• _Material_
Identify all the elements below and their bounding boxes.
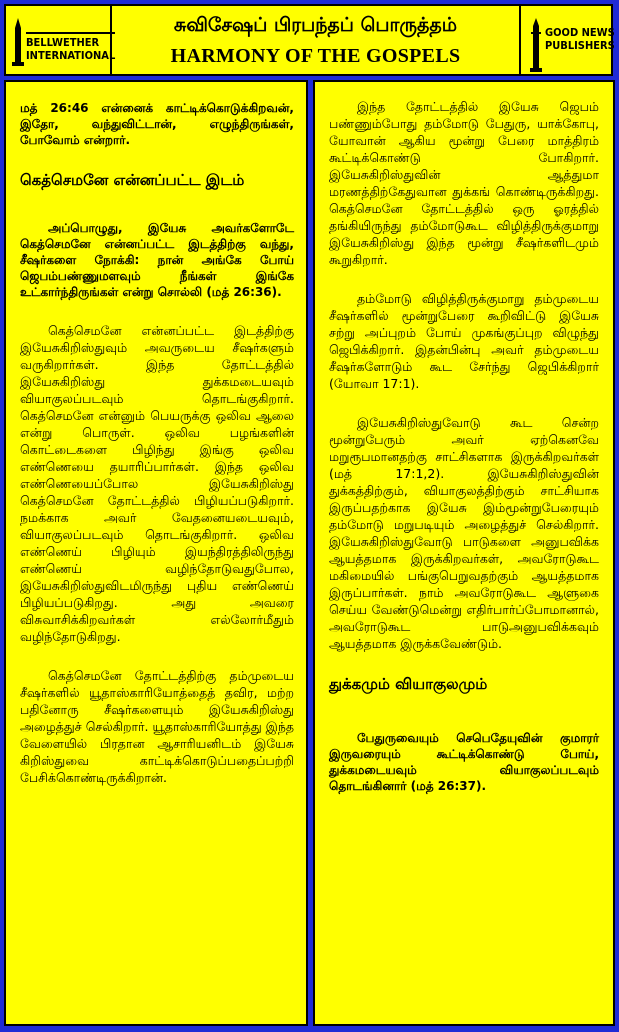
logo-right-line2: PUBLISHERS: [545, 39, 615, 52]
commentary-paragraph-2: கெத்செமனே தோட்டத்திற்கு தம்முடைய சீஷர்களில் யூதாஸ்காரியோத்தைத் தவிர, மற்ற பதினோரு சீஷர்களையும் இயேசுகிறிஸ்து அழைத்துச் செல்கிறார். யூதாஸ்காரியோத்து இந்த வேளையில் பிரதான ஆசாரியனிடம் இயேசு கிறிஸ்துவை காட்டிக்கொடுப்பதைப்பற்றி பேசிக்கொண்டிருக்கிறான்.: [20, 668, 294, 785]
commentary-paragraph-5: இயேசுகிறிஸ்துவோடு கூட சென்ற மூன்றுபேரும் அவர் ஏற்கெனவே மறுரூபமானதற்கு சாட்சிகளாக இருக்கிறவர்கள் (மத் 17:1,2). இயேசுகிறிஸ்துவின் துக்கத்திற்கும், வியாகுலத்திற்கும் சாட்சியாக இருப்பதற்காக இயேசு இம்மூன்றுபேரையும் தம்மோடு மறுபடியும் அழைத்துச் செல்கிறார். இயேசுகிறிஸ்துவோடு பாடுகளை அனுபவிக்க ஆயத்தமாக இருக்கிறவர்கள், அவரோடுகூட மகிமையில் பங்குபெறுவதற்கும் ஆயத்தமாக இருப்பார்கள். நாம் அவரோடுகூட ஆளுகை செய்ய வேண்டுமென்று எதிர்பார்ப்போமானால், அவரோடுகூட பாடுஅனுபவிக்கவும் ஆயத்தமாக இருக்கவேண்டும்.: [329, 415, 599, 651]
title-box: [110, 6, 521, 74]
verse-mat-26-36: அப்பொழுது, இயேசு அவர்களோடே கெத்செமனே என்னப்பட்ட இடத்திற்கு வந்து, சீஷர்களை நோக்கி: நான் அங்கே போய் ஜெபம்பண்ணுமளவும் நீங்கள் இங்கே உட்கார்ந்திருங்கள் என்று சொல்லி (மத் 26:36).: [20, 221, 294, 299]
logo-right-line1: GOOD NEWS: [545, 26, 615, 39]
logo-left-line2: INTERNATIONAL: [26, 49, 116, 62]
page-title-tamil: சுவிசேஷப் பிரபந்தப் பொருத்தம்: [173, 14, 458, 36]
verse-mat-26-46: மத் 26:46 என்னைக் காட்டிக்கொடுக்கிறவன், இதோ, வந்துவிட்டான், எழுந்திருங்கள், போவோம் என்றார்.: [20, 101, 294, 147]
bellwether-logo-text: [26, 32, 115, 62]
bell-tower-icon: [12, 18, 24, 66]
section-heading-sorrow: துக்கமும் வியாகுலமும்: [329, 675, 488, 693]
good-news-logo-text: [545, 26, 615, 52]
page-title-english: HARMONY OF THE GOSPELS: [170, 45, 461, 67]
commentary-paragraph-3: இந்த தோட்டத்தில் இயேசு ஜெபம் பண்ணும்போது தம்மோடு பேதுரு, யாக்கோபு, யோவான் ஆகிய மூன்று பேரை மாத்திரம் கூட்டிக்கொண்டு போகிறார். இயேசுகிறிஸ்துவின் ஆத்துமா மரணத்திற்கேதுவான துக்கங் கொண்டிருக்கிறது. கெத்செமனே தோட்டத்தில் ஒரு ஓரத்தில் தங்கியிருந்து தம்மோடுகூட விழித்திருக்குமாறு இயேசுகிறிஸ்து இந்த மூன்று சீஷர்களிடமும் கூறுகிறார்.: [329, 99, 599, 267]
commentary-paragraph-4: தம்மோடு விழித்திருக்குமாறு தம்முடைய சீஷர்களில் மூன்றுபேரை கூறிவிட்டு இயேசு சற்று அப்புறம் போய் முகங்குப்புற விழுந்து ஜெபிக்கிறார். இதன்பின்பு அவர் தம்முடைய சீஷர்களோடும் கூட சேர்ந்து ஜெபிக்கிறார் (யோவா 17:1).: [329, 291, 599, 391]
logo-left-line1: BELLWETHER: [26, 36, 100, 49]
verse-mat-26-37: பேதுருவையும் செபெதேயுவின் குமாரர் இருவரையும் கூட்டிக்கொண்டு போய், துக்கமடையவும் வியாகுலப்படவும் தொடங்கினார் (மத் 26:37).: [329, 731, 599, 793]
section-heading-gethsemane: கெத்செமனே என்னப்பட்ட இடம்: [20, 171, 245, 189]
tower-icon: [529, 18, 543, 72]
bellwether-logo: [12, 12, 116, 72]
header-banner: [4, 4, 613, 76]
right-column: [313, 80, 615, 1026]
commentary-paragraph-1: கெத்செமனே என்னப்பட்ட இடத்திற்கு இயேசுகிறிஸ்துவும் அவருடைய சீஷர்களும் வருகிறார்கள். இந்த தோட்டத்தில் இயேசுகிறிஸ்து துக்கமடையவும் வியாகுலப்படவும் தொடங்குகிறார். கெத்செமனே என்னும் பெயருக்கு ஒலிவ ஆலை என்று பொருள். ஒலிவ பழங்களின் கொட்டைகளை பிழிந்து இங்கு ஒலிவ எண்ணெயை தயாரிப்பார்கள். இந்த ஒலிவ எண்ணெயைப்போல இயேசுகிறிஸ்து கெத்செமனே தோட்டத்தில் பிழியப்படுகிறார். நமக்காக அவர் வேதனையடையவும், வியாகுலப்படவும் தொடங்குகிறார். ஒலிவ எண்ணெய் பிழியும் இயந்திரத்திலிருந்து எண்ணெய் வழிந்தோடுவதுபோல, இயேசுகிறிஸ்துவிடமிருந்து புதிய எண்ணெய் பிழியப்படுகிறது. அது அவரை விசுவாசிக்கிறவர்கள் எல்லோர்மீதும் வழிந்தோடுகிறது.: [20, 323, 294, 644]
left-column: [4, 80, 308, 1026]
good-news-logo: [529, 12, 615, 72]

• _What you should do_
Turn the lines of the material above into a numbered list, skipping any blank lines and leaving out the picture.

• _Full output_
1. Identify all the elements below and their bounding boxes.
2. logo-right-line2: PUBLISHERS: [545, 39, 615, 52]
3. commentary-paragraph-2: கெத்செமனே தோட்டத்திற்கு தம்முடைய சீஷர்களில் யூதாஸ்காரியோத்தைத் தவிர, மற்ற பதினோரு சீஷர்களையும் இயேசுகிறிஸ்து அழைத்துச் செல்கிறார். யூதாஸ்காரியோத்து இந்த வேளையில் பிரதான ஆசாரியனிடம் இயேசு கிறிஸ்துவை காட்டிக்கொடுப்பதைப்பற்றி பேசிக்கொண்டிருக்கிறான்.: [20, 668, 294, 785]
4. commentary-paragraph-5: இயேசுகிறிஸ்துவோடு கூட சென்ற மூன்றுபேரும் அவர் ஏற்கெனவே மறுரூபமானதற்கு சாட்சிகளாக இருக்கிறவர்கள் (மத் 17:1,2). இயேசுகிறிஸ்துவின் துக்கத்திற்கும், வியாகுலத்திற்கும் சாட்சியாக இருப்பதற்காக இயேசு இம்மூன்றுபேரையும் தம்மோடு மறுபடியும் அழைத்துச் செல்கிறார். இயேசுகிறிஸ்துவோடு பாடுகளை அனுபவிக்க ஆயத்தமாக இருக்கிறவர்கள், அவரோடுகூட மகிமையில் பங்குபெறுவதற்கும் ஆயத்தமாக இருப்பார்கள். நாம் அவரோடுகூட ஆளுகை செய்ய வேண்டுமென்று எதிர்பார்ப்போமானால், அவரோடுகூட பாடுஅனுபவிக்கவும் ஆயத்தமாக இருக்கவேண்டும்.: [329, 415, 599, 651]
5. title-box: [110, 6, 521, 74]
6. verse-mat-26-36: அப்பொழுது, இயேசு அவர்களோடே கெத்செமனே என்னப்பட்ட இடத்திற்கு வந்து, சீஷர்களை நோக்கி: நான் அங்கே போய் ஜெபம்பண்ணுமளவும் நீங்கள் இங்கே உட்கார்ந்திருங்கள் என்று சொல்லி (மத் 26:36).: [20, 221, 294, 299]
7. logo-right-line1: GOOD NEWS: [545, 26, 615, 39]
8. logo-left-line2: INTERNATIONAL: [26, 49, 116, 62]
9. page-title-tamil: சுவிசேஷப் பிரபந்தப் பொருத்தம்: [173, 14, 458, 36]
10. verse-mat-26-46: மத் 26:46 என்னைக் காட்டிக்கொடுக்கிறவன், இதோ, வந்துவிட்டான், எழுந்திருங்கள், போவோம் என்றார்.: [20, 101, 294, 147]
11. bellwether-logo-text: [26, 32, 115, 62]
12. bell-tower-icon: [12, 18, 24, 66]
13. section-heading-sorrow: துக்கமும் வியாகுலமும்: [329, 675, 488, 693]
14. good-news-logo-text: [545, 26, 615, 52]
15. page-title-english: HARMONY OF THE GOSPELS: [170, 45, 461, 67]
16. commentary-paragraph-3: இந்த தோட்டத்தில் இயேசு ஜெபம் பண்ணும்போது தம்மோடு பேதுரு, யாக்கோபு, யோவான் ஆகிய மூன்று பேரை மாத்திரம் கூட்டிக்கொண்டு போகிறார். இயேசுகிறிஸ்துவின் ஆத்துமா மரணத்திற்கேதுவான துக்கங் கொண்டிருக்கிறது. கெத்செமனே தோட்டத்தில் ஒரு ஓரத்தில் தங்கியிருந்து தம்மோடுகூட விழித்திருக்குமாறு இயேசுகிறிஸ்து இந்த மூன்று சீஷர்களிடமும் கூறுகிறார்.: [329, 99, 599, 267]
17. commentary-paragraph-4: தம்மோடு விழித்திருக்குமாறு தம்முடைய சீஷர்களில் மூன்றுபேரை கூறிவிட்டு இயேசு சற்று அப்புறம் போய் முகங்குப்புற விழுந்து ஜெபிக்கிறார். இதன்பின்பு அவர் தம்முடைய சீஷர்களோடும் கூட சேர்ந்து ஜெபிக்கிறார் (யோவா 17:1).: [329, 291, 599, 391]
18. logo-left-line1: BELLWETHER: [26, 36, 100, 49]
19. verse-mat-26-37: பேதுருவையும் செபெதேயுவின் குமாரர் இருவரையும் கூட்டிக்கொண்டு போய், துக்கமடையவும் வியாகுலப்படவும் தொடங்கினார் (மத் 26:37).: [329, 731, 599, 793]
20. section-heading-gethsemane: கெத்செமனே என்னப்பட்ட இடம்: [20, 171, 245, 189]
21. tower-icon: [529, 18, 543, 72]
22. bellwether-logo: [12, 12, 116, 72]
23. header-banner: [4, 4, 613, 76]
24. right-column: [313, 80, 615, 1026]
25. commentary-paragraph-1: கெத்செமனே என்னப்பட்ட இடத்திற்கு இயேசுகிறிஸ்துவும் அவருடைய சீஷர்களும் வருகிறார்கள். இந்த தோட்டத்தில் இயேசுகிறிஸ்து துக்கமடையவும் வியாகுலப்படவும் தொடங்குகிறார். கெத்செமனே என்னும் பெயருக்கு ஒலிவ ஆலை என்று பொருள். ஒலிவ பழங்களின் கொட்டைகளை பிழிந்து இங்கு ஒலிவ எண்ணெயை தயாரிப்பார்கள். இந்த ஒலிவ எண்ணெயைப்போல இயேசுகிறிஸ்து கெத்செமனே தோட்டத்தில் பிழியப்படுகிறார். நமக்காக அவர் வேதனையடையவும், வியாகுலப்படவும் தொடங்குகிறார். ஒலிவ எண்ணெய் பிழியும் இயந்திரத்திலிருந்து எண்ணெய் வழிந்தோடுவதுபோல, இயேசுகிறிஸ்துவிடமிருந்து புதிய எண்ணெய் பிழியப்படுகிறது. அது அவரை விசுவாசிக்கிறவர்கள் எல்லோர்மீதும் வழிந்தோடுகிறது.: [20, 323, 294, 644]
26. left-column: [4, 80, 308, 1026]
27. good-news-logo: [529, 12, 615, 72]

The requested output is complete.